“Putin vuole distruggere l’Occidente e durare altri 15 anni”. Parla il dissidente Khodorkovsky

(Adnkronos) – A margine di una tavola rotonda organizzata da Ecfr, European Council on Foreign Relations, l’Adnkronos ha intervistato Mikhail Khodorkovsky, un tempo l’uomo più ricco di Russia, oggi dissidente in esilio e oppositore del regime putiniano.  

A 32 anni acquisisce, con i metodi opachi dell’era Eltsin, il gigante del petrolio Yukos, che sarà poi ri-nazionalizzato, con i metodi brutali dell’era Putin: nel 2003 Khodorkovsky viene arrestato per frode fiscale e passerà 10 anni in prigione sulla base di condanne che ha sempre considerato politicizzate e manovrate dal Cremlino. Amnistiato nel 2013, da allora vive a Londra e gira per università, think tank ed eventi pubblici con l’obiettivo di costruire una coscienza democratica nei suoi concittadini. La ricetta è condensata nel libro pubblicato l’anno scorso ‘Come uccidere un drago’: per lui la Russia può essere o unita o democratica, dunque propone di passare dal presidenzialismo a un sistema parlamentare e dal centralismo al federalismo. Eppure la frammentazione che è seguita al crollo dell’URSS negli anni ’90 non è stata sicuramente sinonimo di stabilità o democrazia. 

“Guardi, a parte un po’ di confusione e il caso estremo della Cecenia, in quegli anni la situazione non è stata così drammatica. In una Russia federale ci sarebbero diversi sistemi politici: alcune regioni, tra cui Mosca, San Pietroburgo, Novosibirsk, diventerebbero delle democrazie piene, simili a quelle europee. Mentre altri avrebbero sistemi meno democratici, delle autocrazie ‘leggere’, ma sicuramente meno distruttive di quella attuale”.
+++
Richiesta 1 ->
Secondo l'intervista a Khodorkovsky, per quale ragione il dissidente propone di passare dal presidenzialismo a un sistema parlamentare e dal centralismo al federalismo? Rispondi in una o due frasi.
Richiesta 2 ->
Riscrivi sotto forma di elenco puntato il paragrafo dell'intervista a Khodorkovsky che comincia con "A 32 anni acquisisce", mantenendone i fatti principali.
Richiesta 3 ->
Trascrivi dall'intervista a Khodorkovsky, senza alcuna modifica, la parte che inizia con le parole "A 32 anni acquisisce, con" e termina con "stabilità o democrazia.".
+++
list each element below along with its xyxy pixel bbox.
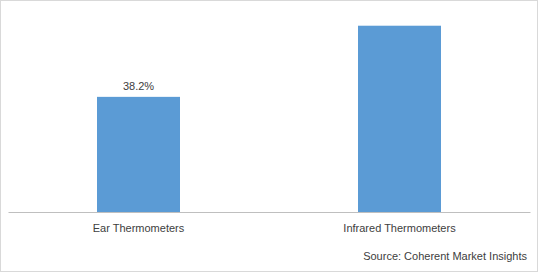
bar <box>358 26 441 212</box>
x-axis-line <box>9 212 531 213</box>
source-note: Source: Coherent Market Insights <box>363 250 527 262</box>
x-tick: Infrared Thermometers <box>343 212 456 234</box>
chart-frame <box>1 1 538 272</box>
x-tick-label: Ear Thermometers <box>93 222 185 234</box>
chart: Ear Thermometers Infrared Thermometers 38.… <box>0 0 538 272</box>
data-labels: 38.2% <box>123 80 154 92</box>
bar <box>97 97 180 212</box>
x-tick-label: Infrared Thermometers <box>343 222 456 234</box>
x-axis: Ear Thermometers Infrared Thermometers <box>9 212 531 234</box>
x-tick: Ear Thermometers <box>93 212 185 234</box>
data-label: 38.2% <box>123 80 154 92</box>
bars <box>97 26 441 212</box>
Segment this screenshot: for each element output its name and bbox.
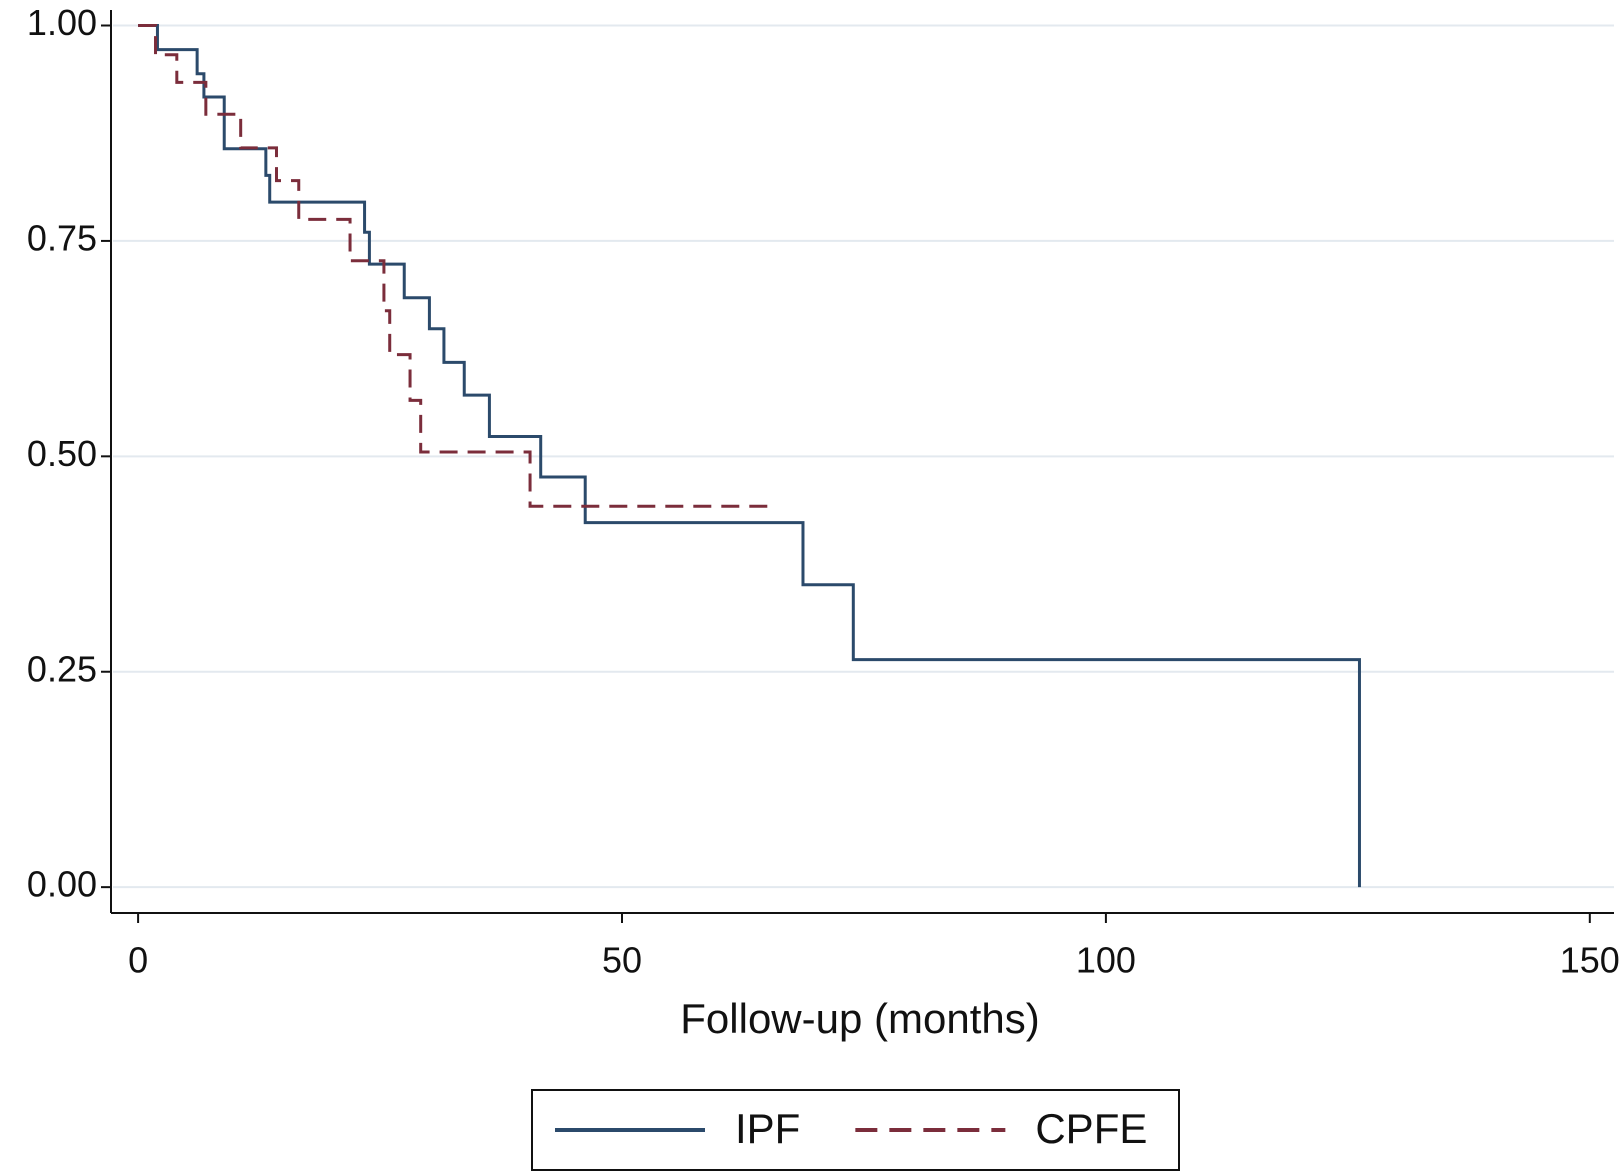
survival-line: [138, 24, 777, 508]
legend-label: CPFE: [1035, 1105, 1147, 1152]
x-tick-label: 150: [1560, 940, 1620, 981]
y-tick-label: 1.00: [27, 2, 97, 43]
y-tick-label: 0.25: [27, 648, 97, 689]
survival-line: [138, 24, 1361, 888]
x-axis-title: Follow-up (months): [680, 995, 1039, 1042]
x-tick-label: 100: [1076, 940, 1136, 981]
y-tick-label: 0.75: [27, 217, 97, 258]
y-tick-label: 0.00: [27, 864, 97, 905]
legend-label: IPF: [735, 1105, 800, 1152]
x-tick-label: 0: [128, 940, 148, 981]
legend-box: [531, 1089, 1180, 1171]
x-tick-label: 50: [602, 940, 642, 981]
y-tick-label: 0.50: [27, 433, 97, 474]
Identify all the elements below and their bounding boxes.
+++
Risposta 1 ->
Khodorkovsky propone di passare dal presidenzialismo a un sistema parlamentare e dal centralismo al federalismo perché ritiene che la Russia possa essere o unita o democratica.

Risposta 2 ->
- A 32 anni acquisisce il gigante petrolifero Yukos, con i metodi opachi dell'era Eltsin.
- In seguito Yukos viene ri-nazionalizzata con i metodi brutali dell'era Putin.
- Nel 2003 Khodorkovsky è arrestato per frode fiscale e trascorre 10 anni in prigione, per condanne che ha sempre considerato politicizzate e manovrate dal Cremlino.
- Amnistiato nel 2013, vive da allora a Londra.
- Interviene in università, think tank ed eventi pubblici per costruire una coscienza democratica nei suoi concittadini.
- Nel libro "Come uccidere un drago", pubblicato l'anno scorso, sostiene che la Russia può essere o unita o democratica.
- Per questo propone di passare dal presidenzialismo a un sistema parlamentare e dal centralismo al federalismo.
- Tuttavia la frammentazione seguita al crollo dell'URSS negli anni '90 non ha portato stabilità né democrazia.

Risposta 3 ->
A 32 anni acquisisce, con i metodi opachi dell’era Eltsin, il gigante del petrolio Yukos, che sarà poi ri-nazionalizzato, con i metodi brutali dell’era Putin: nel 2003 Khodorkovsky viene arrestato per frode fiscale e passerà 10 anni in prigione sulla base di condanne che ha sempre considerato politicizzate e manovrate dal Cremlino. Amnistiato nel 2013, da allora vive a Londra e gira per università, think tank ed eventi pubblici con l’obiettivo di costruire una coscienza democratica nei suoi concittadini. La ricetta è condensata nel libro pubblicato l’anno scorso ‘Come uccidere un drago’: per lui la Russia può essere o unita o democratica, dunque propone di passare dal presidenzialismo a un sistema parlamentare e dal centralismo al federalismo. Eppure la frammentazione che è seguita al crollo dell’URSS negli anni ’90 non è stata sicuramente sinonimo di stabilità o democrazia.